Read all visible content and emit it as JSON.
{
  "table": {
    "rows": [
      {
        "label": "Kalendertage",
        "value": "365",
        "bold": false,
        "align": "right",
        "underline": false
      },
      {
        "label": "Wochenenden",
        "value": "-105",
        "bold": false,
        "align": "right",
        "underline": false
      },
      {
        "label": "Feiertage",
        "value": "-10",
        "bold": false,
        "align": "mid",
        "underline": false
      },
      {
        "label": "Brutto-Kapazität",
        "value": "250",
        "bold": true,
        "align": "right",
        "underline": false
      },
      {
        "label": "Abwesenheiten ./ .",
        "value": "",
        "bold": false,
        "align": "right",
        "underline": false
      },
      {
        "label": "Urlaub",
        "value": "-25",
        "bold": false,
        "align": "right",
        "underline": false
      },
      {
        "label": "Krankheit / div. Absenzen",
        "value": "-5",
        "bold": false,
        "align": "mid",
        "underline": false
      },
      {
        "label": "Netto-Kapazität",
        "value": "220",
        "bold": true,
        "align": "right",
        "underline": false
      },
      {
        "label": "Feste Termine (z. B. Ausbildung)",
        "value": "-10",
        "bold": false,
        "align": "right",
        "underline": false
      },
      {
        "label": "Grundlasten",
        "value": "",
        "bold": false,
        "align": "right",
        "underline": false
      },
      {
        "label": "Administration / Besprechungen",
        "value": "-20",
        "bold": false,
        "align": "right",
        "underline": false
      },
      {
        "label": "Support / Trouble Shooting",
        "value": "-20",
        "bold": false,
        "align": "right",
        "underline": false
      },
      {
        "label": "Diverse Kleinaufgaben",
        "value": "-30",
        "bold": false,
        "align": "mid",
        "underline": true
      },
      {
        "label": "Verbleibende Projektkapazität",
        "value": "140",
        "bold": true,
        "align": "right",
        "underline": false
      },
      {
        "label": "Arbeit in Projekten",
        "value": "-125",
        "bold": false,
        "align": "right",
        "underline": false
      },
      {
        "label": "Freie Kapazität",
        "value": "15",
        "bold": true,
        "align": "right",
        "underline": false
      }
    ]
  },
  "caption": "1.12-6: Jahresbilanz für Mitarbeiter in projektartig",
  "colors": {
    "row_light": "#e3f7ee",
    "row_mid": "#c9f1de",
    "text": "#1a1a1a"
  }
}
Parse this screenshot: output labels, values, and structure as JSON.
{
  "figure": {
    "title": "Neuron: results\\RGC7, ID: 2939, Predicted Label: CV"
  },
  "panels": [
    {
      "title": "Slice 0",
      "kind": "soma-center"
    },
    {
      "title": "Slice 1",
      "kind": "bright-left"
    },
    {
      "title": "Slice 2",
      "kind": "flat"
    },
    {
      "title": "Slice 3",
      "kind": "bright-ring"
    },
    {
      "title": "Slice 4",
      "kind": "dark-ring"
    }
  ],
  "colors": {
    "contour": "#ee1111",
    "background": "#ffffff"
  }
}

+++++

INSTRUCTIONS FOR THE TASK. Give back the whole listing, word for word.

ANSWER IN FULL.
Read all visible content and emit it as JSON.
{
  "table": {
    "rows": [
      {
        "label": "Kalendertage",
        "value": "365",
        "bold": false,
        "align": "right",
        "underline": false
      },
      {
        "label": "Wochenenden",
        "value": "-105",
        "bold": false,
        "align": "right",
        "underline": false
      },
      {
        "label": "Feiertage",
        "value": "-10",
        "bold": false,
        "align": "mid",
        "underline": false
      },
      {
        "label": "Brutto-Kapazität",
        "value": "250",
        "bold": true,
        "align": "right",
        "underline": false
      },
      {
        "label": "Abwesenheiten ./ .",
        "value": "",
        "bold": false,
        "align": "right",
        "underline": false
      },
      {
        "label": "Urlaub",
        "value": "-25",
        "bold": false,
        "align": "right",
        "underline": false
      },
      {
        "label": "Krankheit / div. Absenzen",
        "value": "-5",
        "bold": false,
        "align": "mid",
        "underline": false
      },
      {
        "label": "Netto-Kapazität",
        "value": "220",
        "bold": true,
        "align": "right",
        "underline": false
      },
      {
        "label": "Feste Termine (z. B. Ausbildung)",
        "value": "-10",
        "bold": false,
        "align": "right",
        "underline": false
      },
      {
        "label": "Grundlasten",
        "value": "",
        "bold": false,
        "align": "right",
        "underline": false
      },
      {
        "label": "Administration / Besprechungen",
        "value": "-20",
        "bold": false,
        "align": "right",
        "underline": false
      },
      {
        "label": "Support / Trouble Shooting",
        "value": "-20",
        "bold": false,
        "align": "right",
        "underline": false
      },
      {
        "label": "Diverse Kleinaufgaben",
        "value": "-30",
        "bold": false,
        "align": "mid",
        "underline": true
      },
      {
        "label": "Verbleibende Projektkapazität",
        "value": "140",
        "bold": true,
        "align": "right",
        "underline": false
      },
      {
        "label": "Arbeit in Projekten",
        "value": "-125",
        "bold": false,
        "align": "right",
        "underline": false
      },
      {
        "label": "Freie Kapazität",
        "value": "15",
        "bold": true,
        "align": "right",
        "underline": false
      }
    ]
  },
  "caption": "1.12-6: Jahresbilanz für Mitarbeiter in projektartig",
  "colors": {
    "row_light": "#e3f7ee",
    "row_mid": "#c9f1de",
    "text": "#1a1a1a"
  }
}
Parse this screenshot: output labels, values, and structure as JSON.
{
  "figure": {
    "title": "Neuron: results\\RGC7, ID: 2939, Predicted Label: CV"
  },
  "panels": [
    {
      "title": "Slice 0",
      "kind": "soma-center"
    },
    {
      "title": "Slice 1",
      "kind": "bright-left"
    },
    {
      "title": "Slice 2",
      "kind": "flat"
    },
    {
      "title": "Slice 3",
      "kind": "bright-ring"
    },
    {
      "title": "Slice 4",
      "kind": "dark-ring"
    }
  ],
  "colors": {
    "contour": "#ee1111",
    "background": "#ffffff"
  }
}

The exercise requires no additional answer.